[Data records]
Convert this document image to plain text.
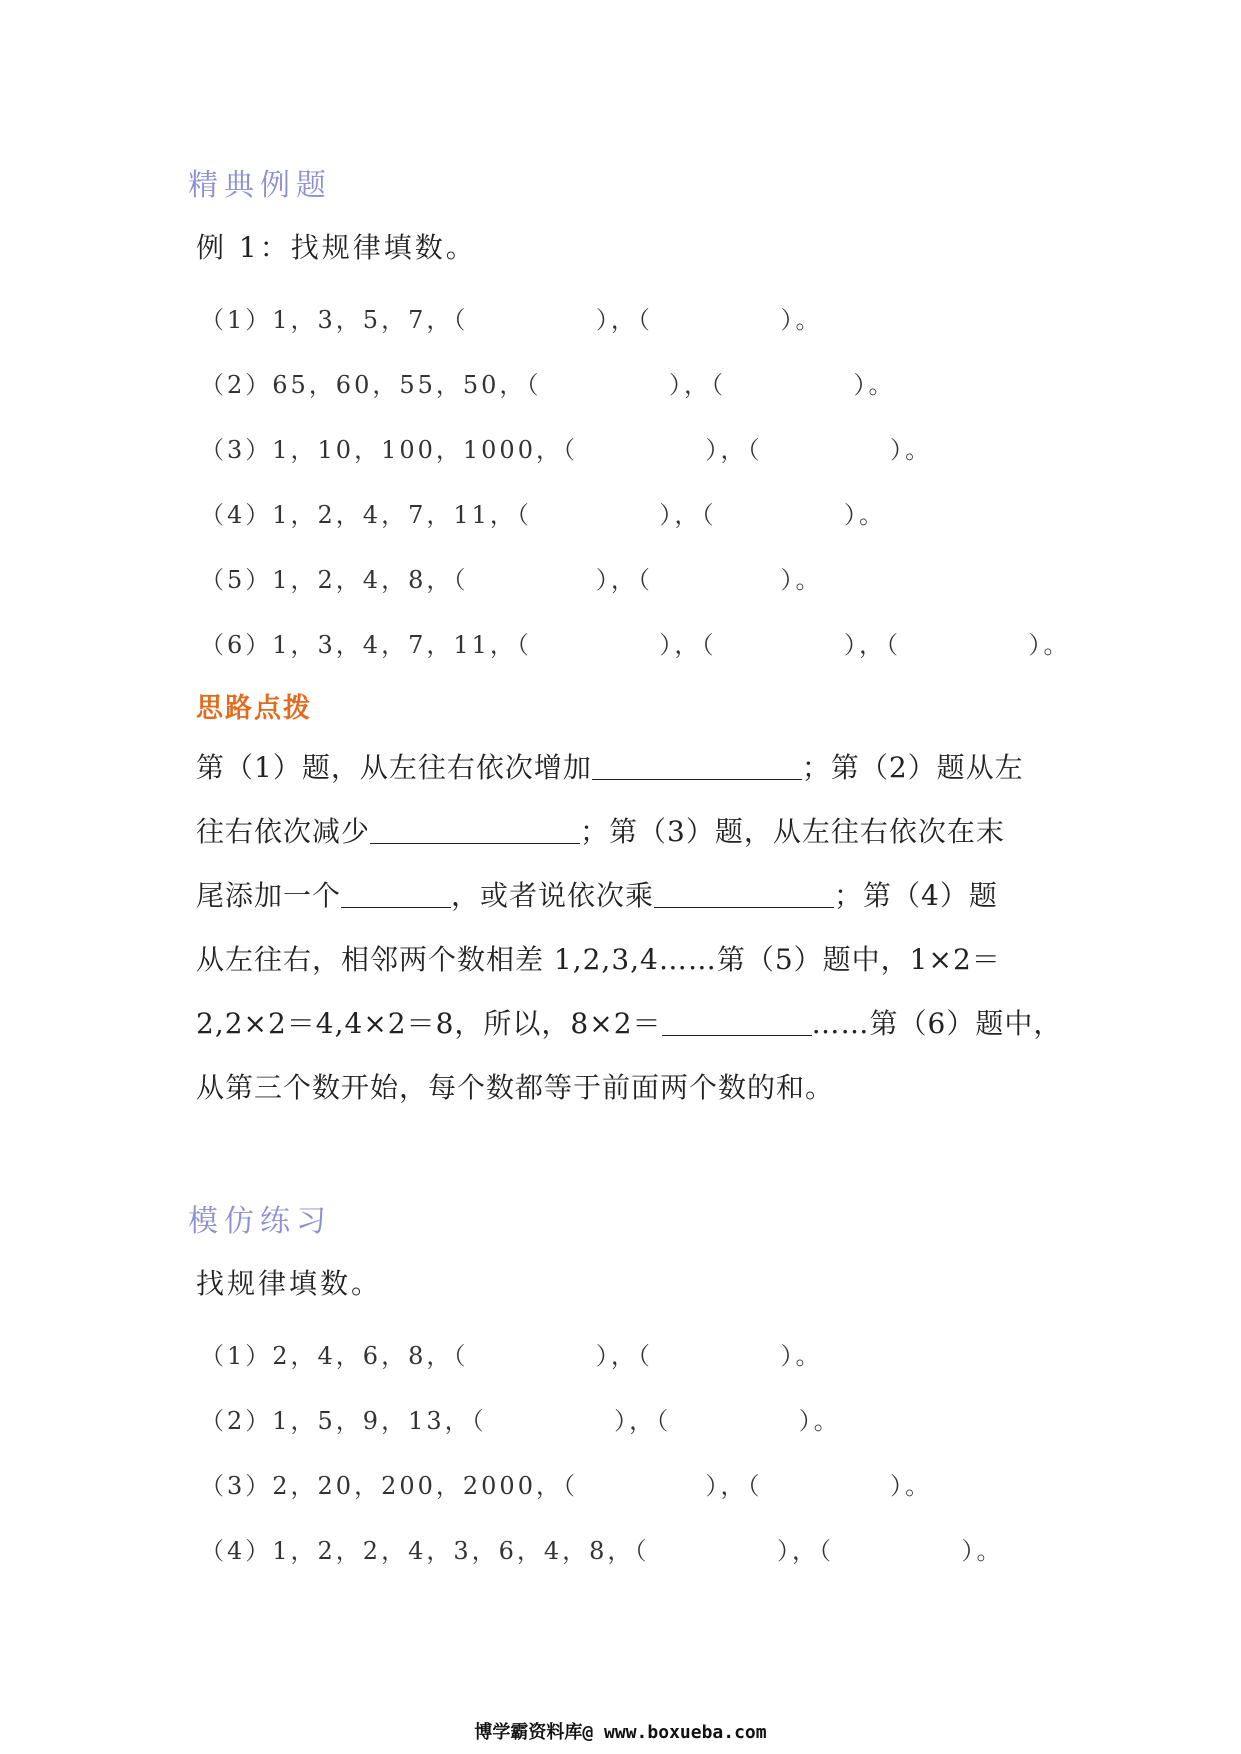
精典例题
例 1：找规律填数。
（1）1，3，5，7，（            ），（            ）。
（2）65，60，55，50，（            ），（            ）。
（3）1，10，100，1000，（            ），（            ）。
（4）1，2，4，7，11，（            ），（            ）。
（5）1，2，4，8，（            ），（            ）。
（6）1，3，4，7，11，（            ），（            ），（            ）。
思路点拨
第（1）题，从左往右依次增加	；第（2）题从左
往右依次减少	；第（3）题，从左往右依次在末
尾添加一个	，或者说依次乘	；第（4）题
从左往右，相邻两个数相差 1,2,3,4……第（5）题中，1×2＝
2,2×2＝4,4×2＝8，所以，8×2＝	……第（6）题中，
从第三个数开始，每个数都等于前面两个数的和。
模仿练习
找规律填数。
（1）2，4，6，8，（            ），（            ）。
（2）1，5，9，13，（            ），（            ）。
（3）2，20，200，2000，（            ），（            ）。
（4）1，2，2，4，3，6，4，8，（            ），（            ）。
博学霸资料库@ www.boxueba.com
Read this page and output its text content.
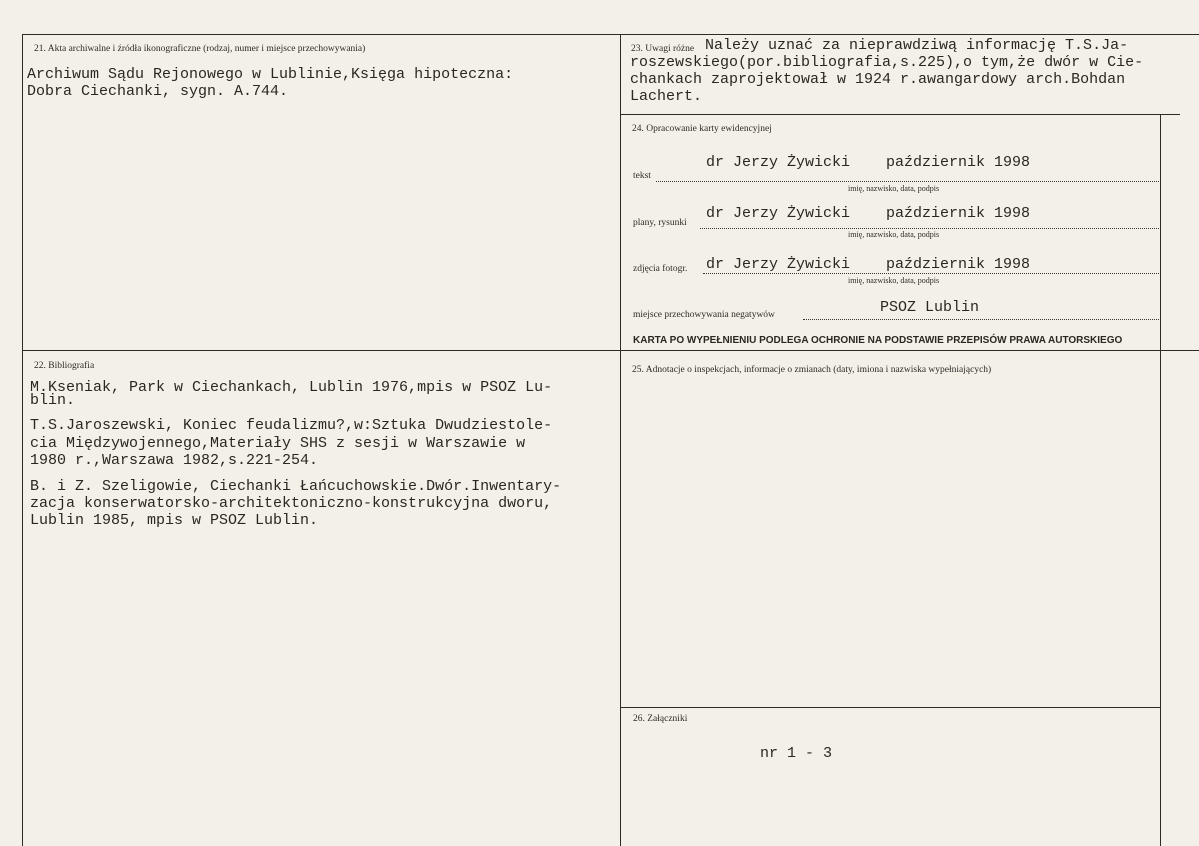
21. Akta archiwalne i źródła ikonograficzne (rodzaj, numer i miejsce przechowywania)
Archiwum Sądu Rejonowego w Lublinie,Księga hipoteczna:
Dobra Ciechanki, sygn. A.744.
23. Uwagi różne Należy uznać za nieprawdziwą informację T.S.Ja-
roszewskiego(por.bibliografia,s.225),o tym,że dwór w Cie-
chankach zaprojektował w 1924 r.awangardowy arch.Bohdan
Lachert.
24. Opracowanie karty ewidencyjnej
tekst
dr Jerzy Żywicki    październik 1998
imię, nazwisko, data, podpis
plany, rysunki
dr Jerzy Żywicki    październik 1998
imię, nazwisko, data, podpis
zdjęcia fotogr. dr Jerzy Żywicki    październik 1998
imię, nazwisko, data, podpis
miejsce przechowywania negatywów	PSOZ Lublin
KARTA PO WYPEŁNIENIU PODLEGA OCHRONIE NA PODSTAWIE PRZEPISÓW PRAWA AUTORSKIEGO
22. Bibliografia
M.Kseniak, Park w Ciechankach, Lublin 1976,mpis w PSOZ Lu-
blin.
T.S.Jaroszewski, Koniec feudalizmu?,w:Sztuka Dwudziestole-
cia Międzywojennego,Materiały SHS z sesji w Warszawie w
1980 r.,Warszawa 1982,s.221-254.
B. i Z. Szeligowie, Ciechanki Łańcuchowskie.Dwór.Inwentary-
zacja konserwatorsko-architektoniczno-konstrukcyjna dworu,
Lublin 1985, mpis w PSOZ Lublin.
25. Adnotacje o inspekcjach, informacje o zmianach (daty, imiona i nazwiska wypełniających)
26. Załączniki
nr 1 - 3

• REQUIRED TASK
Copy every line above in which the string "this" shows up.

• TASK ANSWER
Convert this document image to plain text.
Read this page and output its text content.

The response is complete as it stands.